* PROMPT
Rewrite the stretch of lines from the one containing "legend-label: Female trade: [355, 494, 456, 514]" through the one containing "line-series: [106, 78, 860, 364]", replacing "legend-label" with "legend-entry" and leaving everything else unchanged.

* SUPPLIED ENTRIES
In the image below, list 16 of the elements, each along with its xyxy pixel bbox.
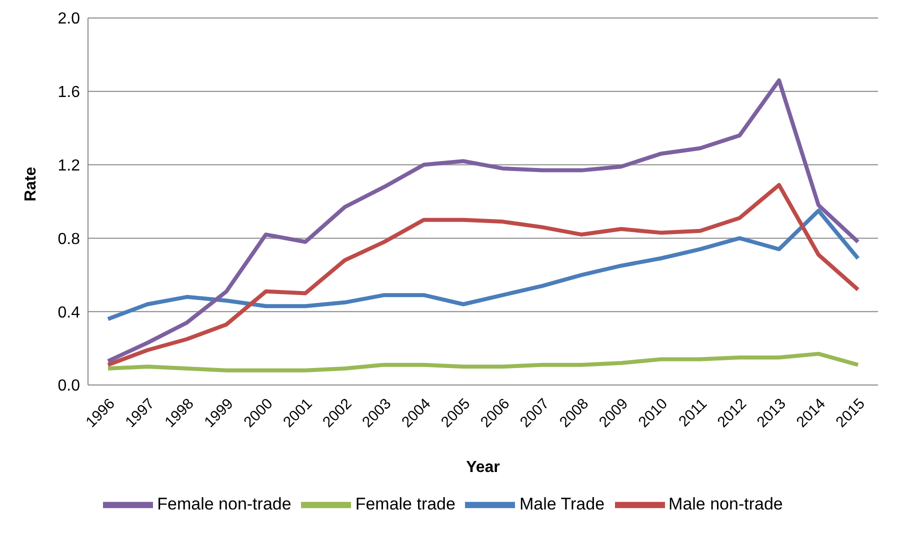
legend-label: Female trade: [355, 494, 456, 514]
line-series: [106, 352, 860, 372]
y-tick-label: 0.4: [58, 304, 80, 322]
y-tick-label: 1.2: [58, 157, 80, 174]
y-tick-label: 2.0: [58, 10, 80, 28]
y-tick-label: 0.0: [58, 378, 80, 395]
legend-label: Male non-trade: [668, 494, 783, 514]
legend-label: Male Trade: [519, 494, 605, 514]
x-axis-title: Year: [466, 459, 500, 476]
y-tick-label: 1.6: [58, 84, 80, 102]
line-series: [106, 78, 860, 364]
line-series: [106, 182, 860, 367]
line-series: [106, 208, 860, 321]
y-axis-title: Rate: [22, 166, 40, 202]
legend-label: Female non-trade: [157, 494, 292, 514]
y-tick-label: 0.8: [58, 230, 80, 248]
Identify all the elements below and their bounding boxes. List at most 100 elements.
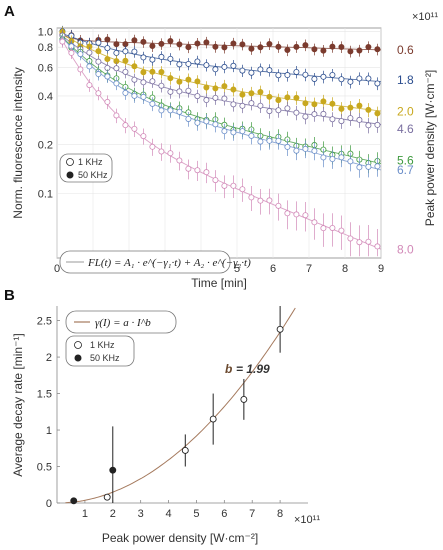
panel-a-x-tick-label: 5 — [234, 263, 240, 275]
series-4.6-point — [365, 122, 372, 129]
series-0.6-point — [140, 38, 147, 45]
panel-b-x-tick-label: 4 — [165, 508, 171, 520]
series-2.0-point — [338, 105, 345, 112]
series-4.6-point — [374, 121, 381, 128]
series-0.6-point — [257, 44, 264, 51]
panel-b-y-tick-label: 2.5 — [37, 316, 52, 328]
series-1.8-point — [302, 71, 309, 78]
series-8.0-point — [338, 227, 345, 234]
series-6.7-point — [131, 92, 138, 99]
panel-a-x-tick-label: 9 — [378, 263, 384, 275]
series-8.0-point — [104, 98, 111, 105]
series-4.6-point — [338, 118, 345, 125]
series-6.7-point — [176, 108, 183, 115]
series-8.0-point — [239, 186, 246, 193]
series-2.0-point — [203, 84, 210, 91]
series-8.0-point — [122, 122, 129, 129]
panel-b-b-value: = 1.99 — [236, 362, 270, 376]
series-4.6-point — [158, 82, 165, 89]
series-0.6-point — [185, 44, 192, 51]
series-1.8-point — [248, 69, 255, 76]
series-8.0-point — [293, 211, 300, 218]
series-2.0-point — [95, 48, 102, 55]
panel-b-y-tick-label: 0.5 — [37, 462, 52, 474]
series-4.6-point — [293, 109, 300, 116]
panel-a-y-tick-label: 0.2 — [38, 140, 53, 152]
series-6.7-point — [149, 100, 156, 107]
series-6.7-label: 6.7 — [397, 163, 414, 177]
series-8.0-point — [176, 157, 183, 164]
series-4.6-point — [176, 88, 183, 95]
series-8.0-point — [140, 133, 147, 140]
series-2.0-point — [356, 102, 363, 109]
series-6.7-point — [293, 147, 300, 154]
series-4.6-point — [356, 116, 363, 123]
panel-b-fit-curve — [65, 307, 296, 504]
series-1.8-point — [230, 62, 237, 69]
series-6.7-point — [338, 154, 345, 161]
series-1.8-point — [266, 67, 273, 74]
panel-b-fit-equation: γ(I) = a · I^b — [95, 317, 151, 329]
series-0.6-point — [320, 47, 327, 54]
series-2.0-point — [275, 97, 282, 104]
series-1.8-point — [311, 75, 318, 82]
series-0.6-point — [131, 37, 138, 44]
series-8.0-point — [347, 235, 354, 242]
panel-b-x-tick-label: 3 — [138, 508, 144, 520]
series-6.7-point — [230, 129, 237, 136]
series-8.0-point — [149, 143, 156, 150]
series-1.8-point — [122, 48, 129, 55]
panel-a-y-tick-label: 0.6 — [38, 62, 53, 74]
series-4.6-point — [149, 78, 156, 85]
panel-b-x-tick-label: 7 — [249, 508, 255, 520]
series-2.0-point — [248, 90, 255, 97]
series-1.8-point — [338, 76, 345, 83]
series-8.0-point — [257, 197, 264, 204]
panel-b-point — [181, 447, 189, 454]
series-8.0-label: 8.0 — [397, 243, 414, 257]
series-6.7-point — [212, 121, 219, 128]
panel-b-marker-legend — [65, 335, 135, 367]
series-4.6-point — [302, 113, 309, 120]
series-4.6-point — [239, 102, 246, 109]
panel-b-y-axis-label: Average decay rate [min⁻¹] — [11, 333, 25, 477]
series-0.6-point — [365, 43, 372, 50]
series-1.8-point — [140, 54, 147, 61]
series-1.8-point — [158, 53, 165, 60]
series-1.8-fit-line — [60, 32, 382, 83]
series-6.7-point — [275, 137, 282, 144]
series-2.0-point — [266, 93, 273, 100]
series-4.6-point — [230, 101, 237, 108]
series-4.6-point — [248, 100, 255, 107]
series-8.0-point — [365, 238, 372, 245]
series-6.7-point — [374, 163, 381, 170]
panel-a-x-tick-label: 0 — [54, 263, 60, 275]
legend-b-1khz-label: 1 KHz — [90, 340, 115, 350]
series-0.6-point — [338, 43, 345, 50]
series-2.0-point — [140, 69, 147, 76]
series-4.6-point — [347, 115, 354, 122]
series-1.8-point — [95, 39, 102, 46]
series-2.0-point — [104, 56, 111, 63]
series-6.7-point — [347, 158, 354, 165]
panel-b-x-exponent: ×10¹¹ — [294, 514, 320, 526]
panel-b-b-prefix: b — [225, 362, 232, 376]
series-1.8-point — [356, 75, 363, 82]
series-8.0-point — [185, 165, 192, 172]
series-4.6-point — [86, 49, 93, 56]
series-8.0-point — [113, 112, 120, 119]
series-4.6-point — [311, 111, 318, 118]
panel-a-x-tick-label: 8 — [342, 263, 348, 275]
panel-b-x-axis-label: Peak power density [W·cm⁻²] — [102, 531, 258, 545]
series-0.6-point — [176, 41, 183, 48]
series-0.6-point — [374, 46, 381, 53]
series-0.6-point — [194, 40, 201, 47]
series-6.7-point — [320, 154, 327, 161]
series-6.7-point — [248, 132, 255, 139]
panel-b-point — [209, 415, 217, 423]
series-2.0-point — [131, 63, 138, 70]
panel-b-x-tick-label: 2 — [110, 508, 116, 520]
series-2.0-point — [302, 100, 309, 107]
series-2.0-point — [158, 69, 165, 76]
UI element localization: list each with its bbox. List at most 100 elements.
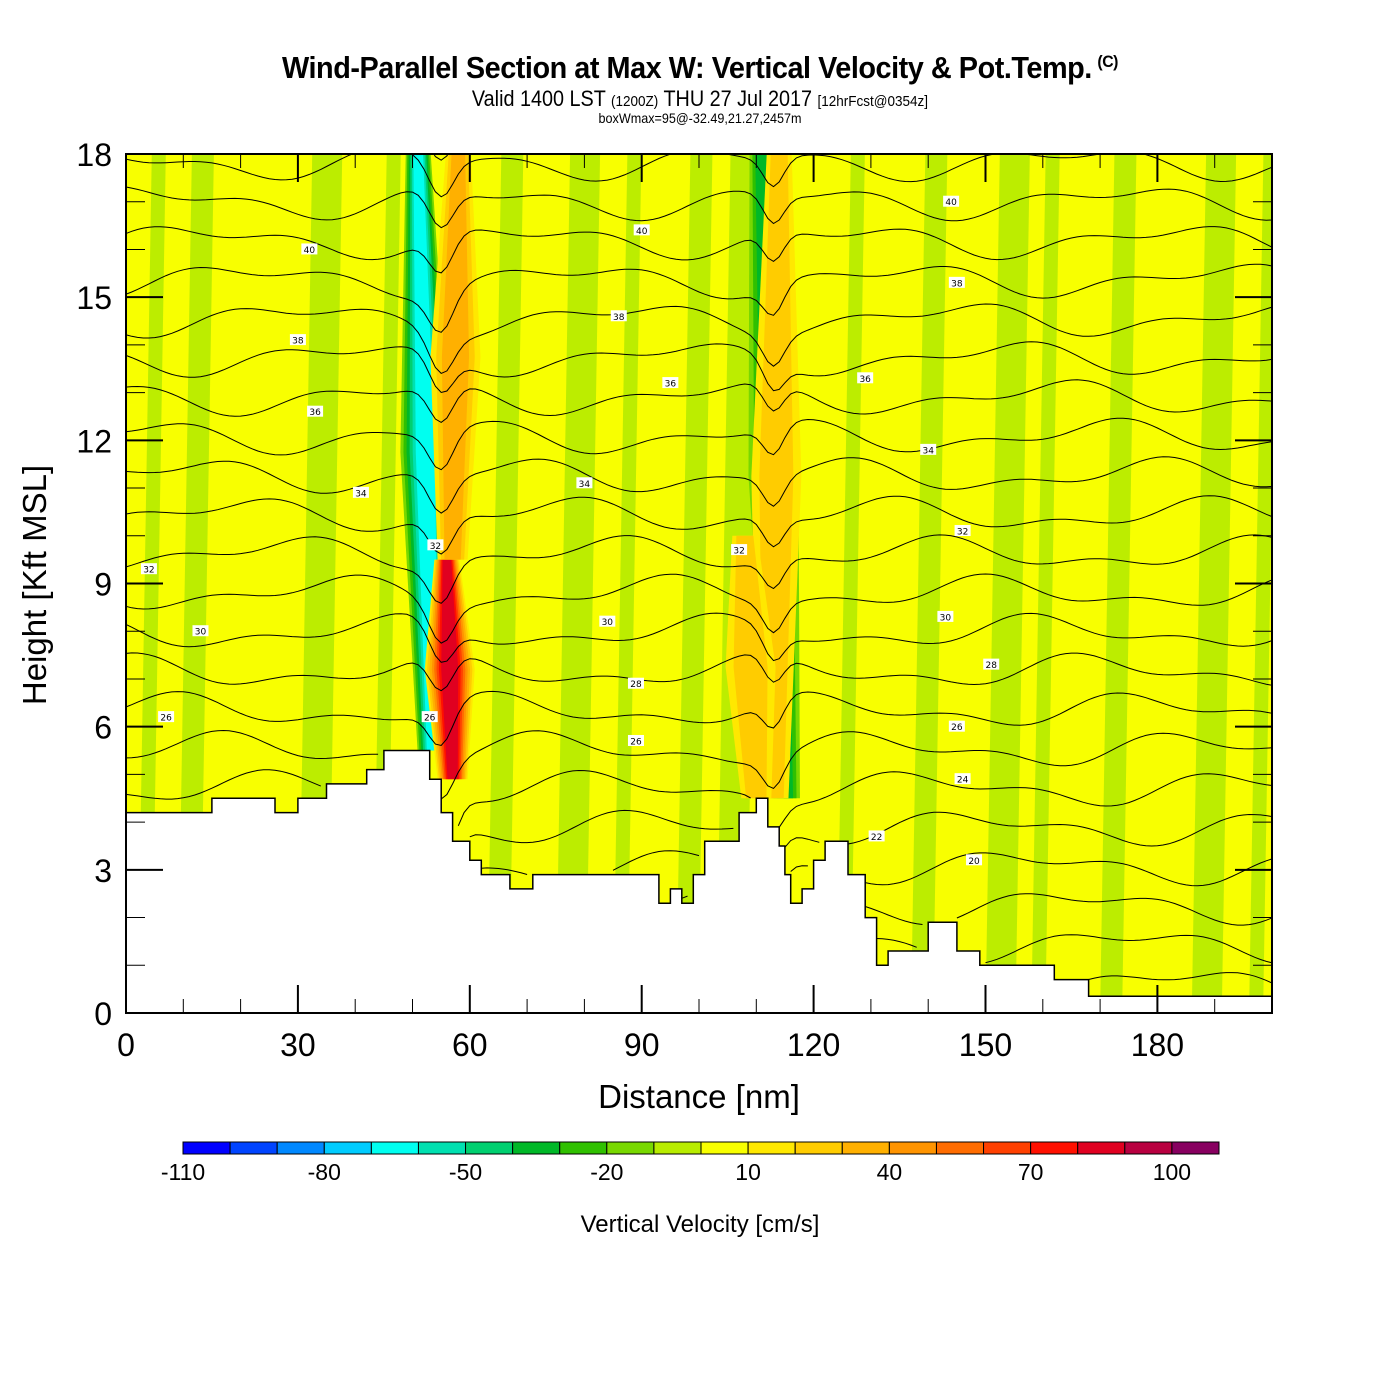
valid-time: Valid 1400 LST	[471, 86, 606, 111]
theta-contour	[126, 379, 1272, 424]
colorbar-swatch	[983, 1141, 1032, 1155]
contour-label-text: 28	[986, 661, 998, 671]
contour-label: 32	[954, 525, 971, 538]
forecast-info: [12hrFcst@0354z]	[817, 93, 929, 110]
colorbar-swatch	[935, 1141, 985, 1155]
x-tick-label: 180	[1131, 1027, 1184, 1063]
theta-contour	[126, 769, 1272, 828]
theta-contour	[126, 652, 1272, 692]
contour-label-text: 38	[613, 313, 625, 323]
x-tick-label: 90	[624, 1027, 660, 1063]
updraft-core-2b-level	[733, 535, 768, 799]
contour-label: 36	[307, 405, 324, 418]
y-tick-label: 9	[94, 567, 112, 603]
colorbar-swatch	[700, 1141, 749, 1155]
theta-contour	[126, 612, 1272, 663]
theta-contour	[126, 456, 1272, 514]
weak-downdraft-band	[985, 154, 1030, 1013]
contour-label-text: 26	[951, 723, 963, 733]
weak-downdraft-band	[177, 154, 214, 1013]
colorbar-swatch	[323, 1141, 372, 1155]
contour-label-text: 32	[143, 566, 154, 576]
colorbar-swatch	[559, 1141, 608, 1155]
contour-label: 24	[954, 773, 971, 786]
contour-label-text: 32	[733, 547, 744, 557]
weak-downdraft-band	[911, 154, 948, 1013]
contour-label: 40	[943, 195, 960, 208]
y-tick-label: 0	[94, 996, 112, 1032]
colorbar-title: Vertical Velocity [cm/s]	[581, 1211, 820, 1238]
contour-label: 30	[192, 625, 209, 638]
contour-label-text: 38	[292, 337, 304, 347]
contour-label: 34	[920, 443, 937, 456]
weak-downdraft-band	[1031, 154, 1060, 1013]
colorbar-swatch	[841, 1141, 890, 1155]
contour-label-text: 40	[636, 227, 648, 237]
contour-label: 26	[421, 711, 438, 724]
theta-contour	[126, 729, 1272, 800]
y-tick-label: 15	[76, 280, 112, 316]
theta-contour	[1088, 972, 1272, 984]
theta-contour	[433, 154, 449, 161]
contour-label: 38	[610, 310, 627, 323]
y-tick-label: 6	[94, 710, 112, 746]
colorbar-swatch	[1030, 1141, 1079, 1155]
theta-contour	[126, 154, 1272, 198]
contour-label-text: 32	[430, 542, 441, 552]
colorbar-swatch	[1077, 1141, 1126, 1155]
contour-label-text: 36	[309, 408, 321, 418]
weak-downdraft-band	[836, 154, 865, 1013]
colorbar-swatch	[465, 1141, 514, 1155]
contour-label-text: 24	[957, 776, 969, 786]
contour-label: 20	[966, 854, 983, 867]
theta-contour	[126, 690, 1272, 747]
weak-downdraft-band	[676, 154, 713, 1013]
colorbar-swatch	[370, 1141, 419, 1155]
contour-label-text: 34	[355, 489, 367, 499]
weak-downdraft-band	[555, 154, 601, 1013]
contour-label: 38	[948, 276, 965, 289]
box-wmax-info: boxWmax=95@-32.49,21.27,2457m	[598, 110, 802, 126]
colorbar-swatch	[888, 1141, 937, 1155]
contour-label-text: 30	[602, 618, 614, 628]
colorbar-swatch	[417, 1141, 467, 1155]
contour-label: 34	[576, 477, 593, 490]
theta-contour	[681, 893, 1272, 926]
x-tick-label: 0	[117, 1027, 135, 1063]
contour-label: 40	[633, 224, 650, 237]
contour-label: 32	[427, 539, 444, 552]
contour-label-text: 38	[951, 279, 963, 289]
colorbar-label: -50	[449, 1159, 482, 1185]
colorbar-swatch	[606, 1141, 655, 1155]
contour-label: 22	[868, 830, 885, 843]
contour-label: 30	[599, 615, 616, 628]
valid-utc: (1200Z)	[611, 93, 659, 110]
y-tick-label: 3	[94, 853, 112, 889]
contour-label: 32	[731, 544, 748, 557]
contour-label: 28	[627, 677, 644, 690]
contour-label-text: 34	[579, 480, 591, 490]
contour-label-text: 34	[922, 446, 934, 456]
copyright-mark: (C)	[1097, 51, 1118, 71]
contour-label: 26	[627, 734, 644, 747]
theta-contour	[876, 934, 1272, 964]
colorbar-swatch	[1171, 1141, 1220, 1155]
contour-label: 32	[140, 563, 157, 576]
colorbar-label: 100	[1153, 1159, 1191, 1185]
contour-label-text: 36	[665, 380, 677, 390]
contour-label-text: 26	[630, 737, 642, 747]
y-tick-label: 18	[76, 137, 112, 173]
theta-contour	[126, 573, 1272, 644]
colorbar-swatch	[229, 1141, 278, 1155]
colorbar-label: -110	[161, 1159, 205, 1185]
colorbar-swatch	[182, 1141, 231, 1155]
title-text: Wind-Parallel Section at Max W: Vertical…	[282, 50, 1092, 85]
contour-label-text: 40	[304, 246, 316, 256]
chart-subtitle: Valid 1400 LST (1200Z) THU 27 Jul 2017 […	[70, 86, 1330, 112]
colorbar-label: -80	[308, 1159, 341, 1185]
contour-labels: 40 40 40 38 38 38 36 36 36 34 34 34 32 32 32 32 30 30 30 28…	[140, 195, 1000, 867]
x-tick-label: 120	[787, 1027, 840, 1063]
contour-label-text: 22	[871, 833, 882, 843]
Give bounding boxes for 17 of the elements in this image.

* THE OUTPUT
legend-entry: Female trade: [355, 494, 456, 514]
line-series: [106, 352, 860, 372]
y-tick-label: 0.4: [58, 304, 80, 322]
y-tick-label: 1.2: [58, 157, 80, 174]
y-tick-label: 2.0: [58, 10, 80, 28]
y-tick-label: 0.0: [58, 378, 80, 395]
legend-entry: Male non-trade: [668, 494, 783, 514]
legend-entry: Male Trade: [519, 494, 605, 514]
x-axis-title: Year: [466, 459, 500, 476]
y-tick-label: 1.6: [58, 84, 80, 102]
line-series: [106, 78, 860, 364]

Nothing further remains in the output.